• **WHAT YOU ARE ASKED TO DO**: Extract every line where the string "chart" appears.

(Items listed in a dataset)
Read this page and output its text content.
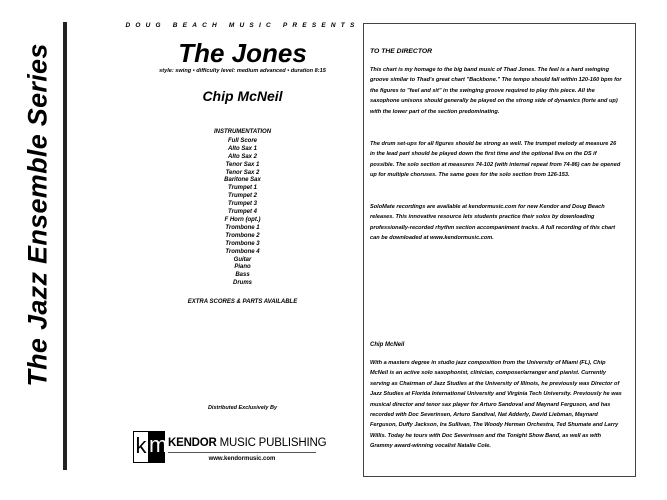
The Jazz Ensemble Series
DOUG BEACH MUSIC PRESENTS
The Jones
style: swing • difficulty level: medium advanced • duration 8:15
Chip McNeil
INSTRUMENTATION
Full Score
Alto Sax 1
Alto Sax 2
Tenor Sax 1
Tenor Sax 2
Baritone Sax
Trumpet 1
Trumpet 2
Trumpet 3
Trumpet 4
F Horn (opt.)
Trombone 1
Trombone 2
Trombone 3
Trombone 4
Guitar
Piano
Bass
Drums
EXTRA SCORES & PARTS AVAILABLE
Distributed Exclusively By
k m KENDOR MUSIC PUBLISHING
www.kendormusic.com
TO THE DIRECTOR

This chart is my homage to the big band music of Thad Jones. The feel is a hard swinging groove similar to Thad's great chart "Backbone." The tempo should fall within 120-160 bpm for the figures to "feel and sit" in the swinging groove required to play this piece. All the saxophone unisons should generally be played on the strong side of dynamics (forte and up) with the lower part of the section predominating.

The drum set-ups for all figures should be strong as well. The trumpet melody at measure 26 in the lead part should be played down the first time and the optional 8va on the DS if possible. The solo section at measures 74-102 (with internal repeat from 74-86) can be opened up for multiple choruses. The same goes for the solo section from 126-153.

SoloMate recordings are available at kendormusic.com for new Kendor and Doug Beach releases. This innovative resource lets students practice their solos by downloading professionally-recorded rhythm section accompaniment tracks. A full recording of this chart can be downloaded at www.kendormusic.com.

Chip McNeil

With a masters degree in studio jazz composition from the University of Miami (FL), Chip McNeil is an active solo saxophonist, clinician, composer/arranger and pianist. Currently serving as Chairman of Jazz Studies at the University of Illinois, he previously was Director of Jazz Studies at Florida International University and Virginia Tech University. Previously he was musical director and tenor sax player for Arturo Sandoval and Maynard Ferguson, and has recorded with Doc Severinsen, Arturo Sandival, Nat Adderly, David Liebman, Maynard Ferguson, Duffy Jackson, Ira Sullivan, The Woody Herman Orchestra, Ted Shumate and Larry Willis. Today he tours with Doc Severinsen and the Tonight Show Band, as well as with Grammy award-winning vocalist Natalie Cole.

• **EXERCISE OUTPUT**:
This chart is my homage to the big band music of Thad Jones. The feel is a hard swinging groove similar to Thad's great chart "Backbone." The tempo should fall within 120-160 bpm for the figures to "feel and sit" in the swinging groove required to play this piece. All the saxophone unisons should generally be played on the strong side of dynamics (forte and up) with the lower part of the section predominating.
SoloMate recordings are available at kendormusic.com for new Kendor and Doug Beach releases. This innovative resource lets students practice their solos by downloading professionally-recorded rhythm section accompaniment tracks. A full recording of this chart can be downloaded at www.kendormusic.com.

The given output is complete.